» **Structured figure records**:
+++++

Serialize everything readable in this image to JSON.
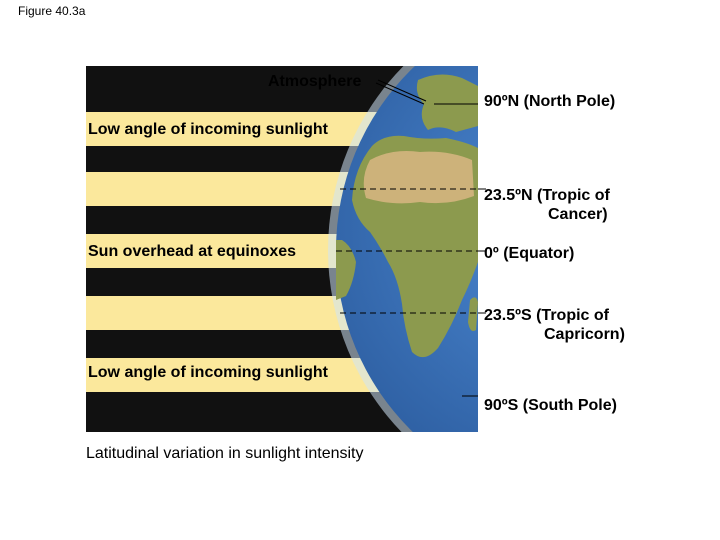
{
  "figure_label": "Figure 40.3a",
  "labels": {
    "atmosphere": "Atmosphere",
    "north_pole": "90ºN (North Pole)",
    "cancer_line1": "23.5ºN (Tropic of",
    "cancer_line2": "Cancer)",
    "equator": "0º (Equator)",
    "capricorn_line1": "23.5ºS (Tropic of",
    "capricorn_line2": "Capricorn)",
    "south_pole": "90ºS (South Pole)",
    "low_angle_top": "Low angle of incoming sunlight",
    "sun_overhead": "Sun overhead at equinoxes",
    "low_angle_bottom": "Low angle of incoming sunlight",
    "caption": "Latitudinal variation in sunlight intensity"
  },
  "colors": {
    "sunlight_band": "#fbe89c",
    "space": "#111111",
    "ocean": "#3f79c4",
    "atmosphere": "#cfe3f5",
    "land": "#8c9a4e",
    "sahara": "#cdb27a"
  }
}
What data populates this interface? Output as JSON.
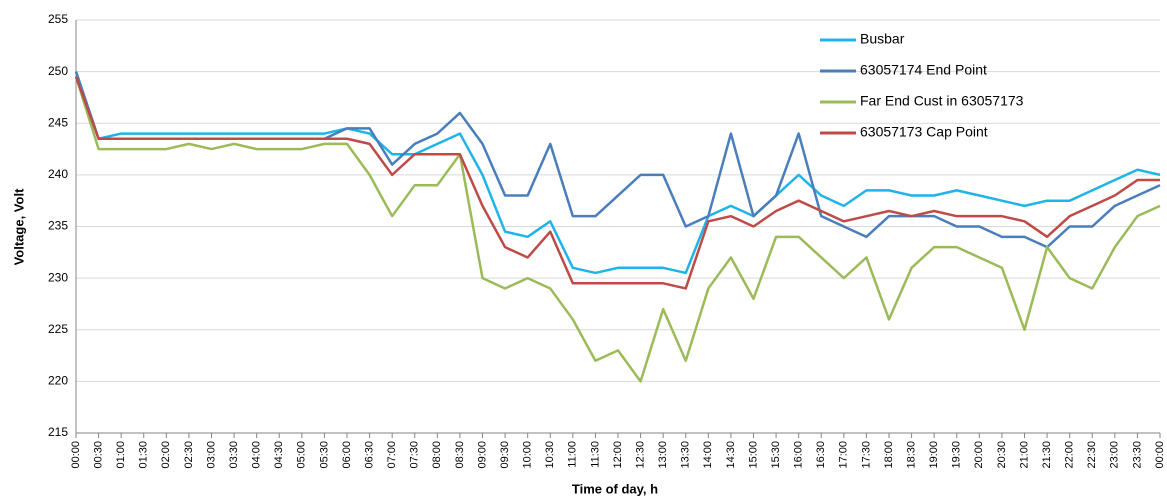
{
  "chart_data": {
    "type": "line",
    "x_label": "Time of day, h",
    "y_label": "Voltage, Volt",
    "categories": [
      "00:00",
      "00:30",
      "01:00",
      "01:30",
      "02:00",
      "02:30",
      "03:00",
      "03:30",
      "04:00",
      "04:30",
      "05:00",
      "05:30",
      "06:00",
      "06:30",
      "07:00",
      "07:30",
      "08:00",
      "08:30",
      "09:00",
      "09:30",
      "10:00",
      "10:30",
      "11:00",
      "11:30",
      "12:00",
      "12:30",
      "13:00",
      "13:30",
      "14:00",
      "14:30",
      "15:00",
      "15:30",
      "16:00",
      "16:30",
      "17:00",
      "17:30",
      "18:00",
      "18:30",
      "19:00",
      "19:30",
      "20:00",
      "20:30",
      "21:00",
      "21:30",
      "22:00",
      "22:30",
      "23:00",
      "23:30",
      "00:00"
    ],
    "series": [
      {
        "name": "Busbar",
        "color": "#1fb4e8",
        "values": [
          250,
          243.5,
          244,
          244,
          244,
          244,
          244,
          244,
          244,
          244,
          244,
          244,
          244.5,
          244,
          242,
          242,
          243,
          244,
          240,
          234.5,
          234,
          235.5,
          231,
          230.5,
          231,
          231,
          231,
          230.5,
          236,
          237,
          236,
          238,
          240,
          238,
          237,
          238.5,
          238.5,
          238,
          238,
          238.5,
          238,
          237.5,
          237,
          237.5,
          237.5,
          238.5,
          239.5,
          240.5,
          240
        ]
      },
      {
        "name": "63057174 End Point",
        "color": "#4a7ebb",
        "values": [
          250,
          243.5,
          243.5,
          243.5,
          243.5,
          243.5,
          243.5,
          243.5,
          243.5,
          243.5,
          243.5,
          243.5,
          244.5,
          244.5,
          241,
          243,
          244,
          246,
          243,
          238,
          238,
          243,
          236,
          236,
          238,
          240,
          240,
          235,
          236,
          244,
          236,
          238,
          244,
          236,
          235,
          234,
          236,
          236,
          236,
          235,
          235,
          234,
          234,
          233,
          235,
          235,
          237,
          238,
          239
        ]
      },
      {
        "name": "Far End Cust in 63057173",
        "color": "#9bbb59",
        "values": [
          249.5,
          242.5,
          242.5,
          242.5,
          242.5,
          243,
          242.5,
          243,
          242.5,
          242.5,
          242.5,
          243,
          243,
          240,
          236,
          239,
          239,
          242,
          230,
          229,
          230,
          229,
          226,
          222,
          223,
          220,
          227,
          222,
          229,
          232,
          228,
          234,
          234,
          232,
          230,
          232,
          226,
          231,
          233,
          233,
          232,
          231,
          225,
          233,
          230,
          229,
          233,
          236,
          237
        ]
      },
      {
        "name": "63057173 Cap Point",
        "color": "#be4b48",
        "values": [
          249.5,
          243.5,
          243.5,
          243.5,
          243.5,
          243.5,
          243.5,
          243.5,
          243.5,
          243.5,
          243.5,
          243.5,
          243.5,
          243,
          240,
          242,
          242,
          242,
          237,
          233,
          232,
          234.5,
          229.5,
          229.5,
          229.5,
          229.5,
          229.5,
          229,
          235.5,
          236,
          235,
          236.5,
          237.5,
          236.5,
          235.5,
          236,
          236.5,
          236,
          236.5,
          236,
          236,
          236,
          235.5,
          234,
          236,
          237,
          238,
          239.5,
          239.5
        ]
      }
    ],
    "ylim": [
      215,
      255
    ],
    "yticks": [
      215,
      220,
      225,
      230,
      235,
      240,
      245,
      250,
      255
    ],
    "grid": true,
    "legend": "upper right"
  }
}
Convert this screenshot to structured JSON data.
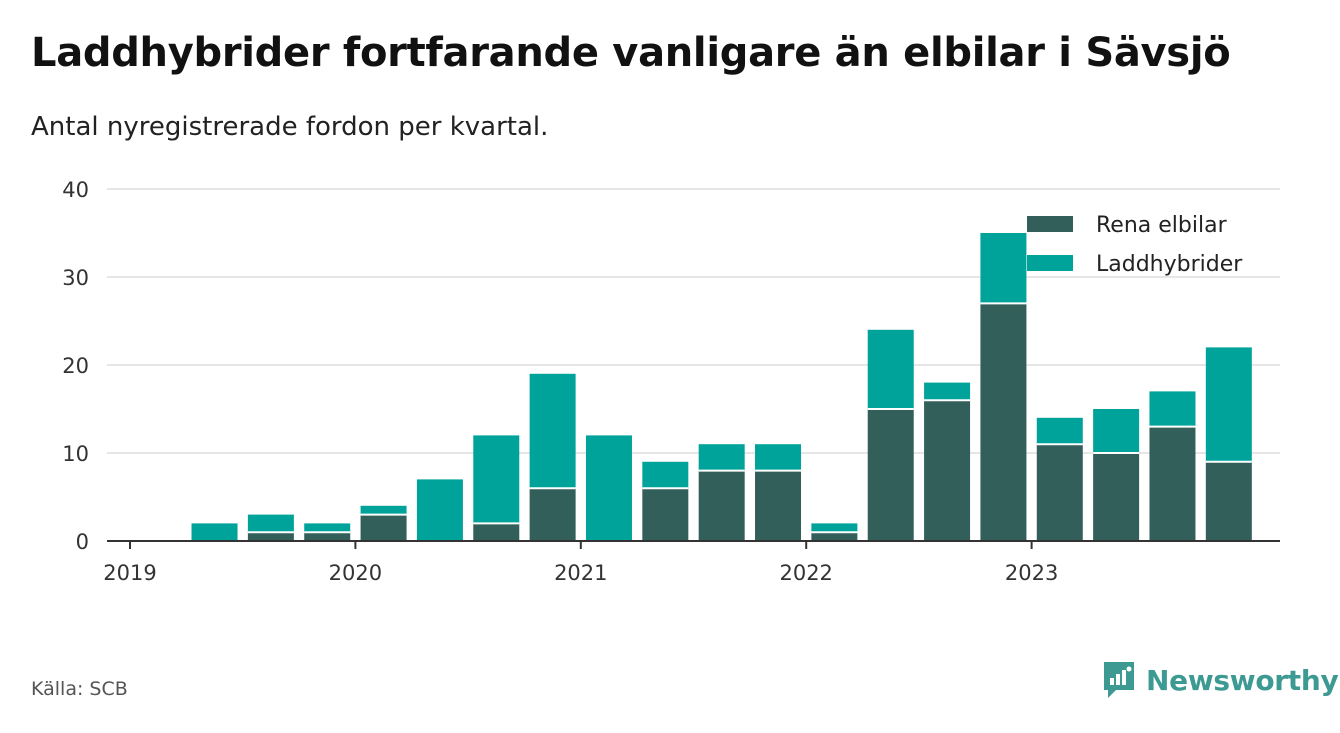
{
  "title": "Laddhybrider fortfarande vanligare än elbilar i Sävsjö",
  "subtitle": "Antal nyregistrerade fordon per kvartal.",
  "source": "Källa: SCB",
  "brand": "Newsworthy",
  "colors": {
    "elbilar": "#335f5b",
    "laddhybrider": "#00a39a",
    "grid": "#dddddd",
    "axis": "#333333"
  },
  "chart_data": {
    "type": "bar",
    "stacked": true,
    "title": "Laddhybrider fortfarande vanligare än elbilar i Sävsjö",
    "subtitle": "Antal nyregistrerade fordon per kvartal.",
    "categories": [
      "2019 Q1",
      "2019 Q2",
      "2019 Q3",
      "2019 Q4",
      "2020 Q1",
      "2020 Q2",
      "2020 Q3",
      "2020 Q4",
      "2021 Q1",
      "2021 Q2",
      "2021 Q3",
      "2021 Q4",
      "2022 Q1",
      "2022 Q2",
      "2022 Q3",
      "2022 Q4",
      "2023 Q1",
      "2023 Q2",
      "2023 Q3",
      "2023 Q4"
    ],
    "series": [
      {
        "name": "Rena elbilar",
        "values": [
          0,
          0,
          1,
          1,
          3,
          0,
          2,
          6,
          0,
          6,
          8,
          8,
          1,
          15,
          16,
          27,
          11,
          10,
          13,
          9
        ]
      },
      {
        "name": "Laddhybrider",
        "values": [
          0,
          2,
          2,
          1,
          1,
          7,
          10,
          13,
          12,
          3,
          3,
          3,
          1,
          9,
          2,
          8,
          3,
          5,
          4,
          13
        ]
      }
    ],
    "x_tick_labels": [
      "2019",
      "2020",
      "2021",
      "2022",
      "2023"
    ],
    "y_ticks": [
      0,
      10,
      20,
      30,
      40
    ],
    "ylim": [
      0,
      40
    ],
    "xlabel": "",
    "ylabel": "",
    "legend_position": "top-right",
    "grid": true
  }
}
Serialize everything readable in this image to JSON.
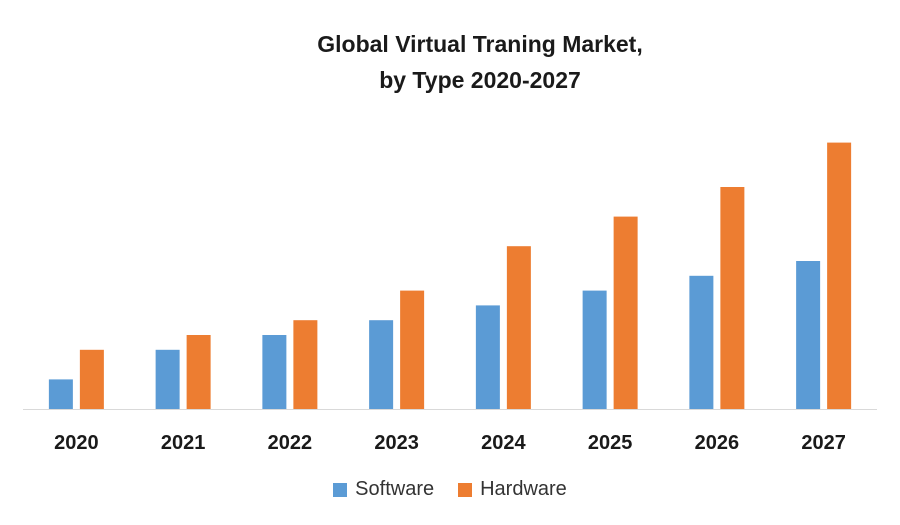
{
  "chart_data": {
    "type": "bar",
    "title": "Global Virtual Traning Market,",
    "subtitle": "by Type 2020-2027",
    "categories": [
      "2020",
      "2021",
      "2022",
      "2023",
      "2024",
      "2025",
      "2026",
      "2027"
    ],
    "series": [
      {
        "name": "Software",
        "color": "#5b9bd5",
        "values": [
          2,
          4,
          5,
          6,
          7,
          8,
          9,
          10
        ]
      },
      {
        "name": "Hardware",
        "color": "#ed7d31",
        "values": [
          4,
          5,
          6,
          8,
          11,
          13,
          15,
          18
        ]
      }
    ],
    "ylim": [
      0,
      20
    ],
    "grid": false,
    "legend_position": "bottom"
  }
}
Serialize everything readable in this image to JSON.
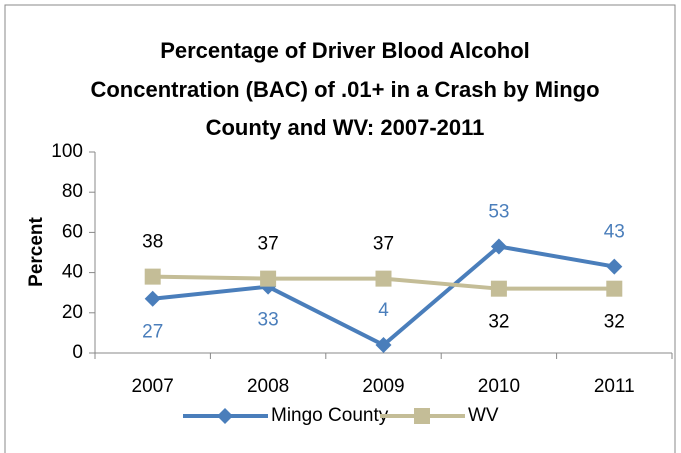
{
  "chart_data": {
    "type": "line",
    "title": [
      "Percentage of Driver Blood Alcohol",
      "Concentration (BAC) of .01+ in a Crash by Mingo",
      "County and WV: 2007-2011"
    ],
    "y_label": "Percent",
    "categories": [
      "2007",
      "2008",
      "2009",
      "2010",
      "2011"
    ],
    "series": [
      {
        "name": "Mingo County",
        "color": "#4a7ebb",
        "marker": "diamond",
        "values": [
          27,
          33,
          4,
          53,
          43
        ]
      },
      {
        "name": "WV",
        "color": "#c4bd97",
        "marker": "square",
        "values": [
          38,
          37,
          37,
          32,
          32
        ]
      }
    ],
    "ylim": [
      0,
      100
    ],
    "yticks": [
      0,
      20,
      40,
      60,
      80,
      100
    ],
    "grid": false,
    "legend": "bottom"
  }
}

+++++

» **TASK TO CARRY OUT**: Give only the number of lines in the preceding material that contain the string "Antal".

» **RESULT FOR THIS TASK**: 2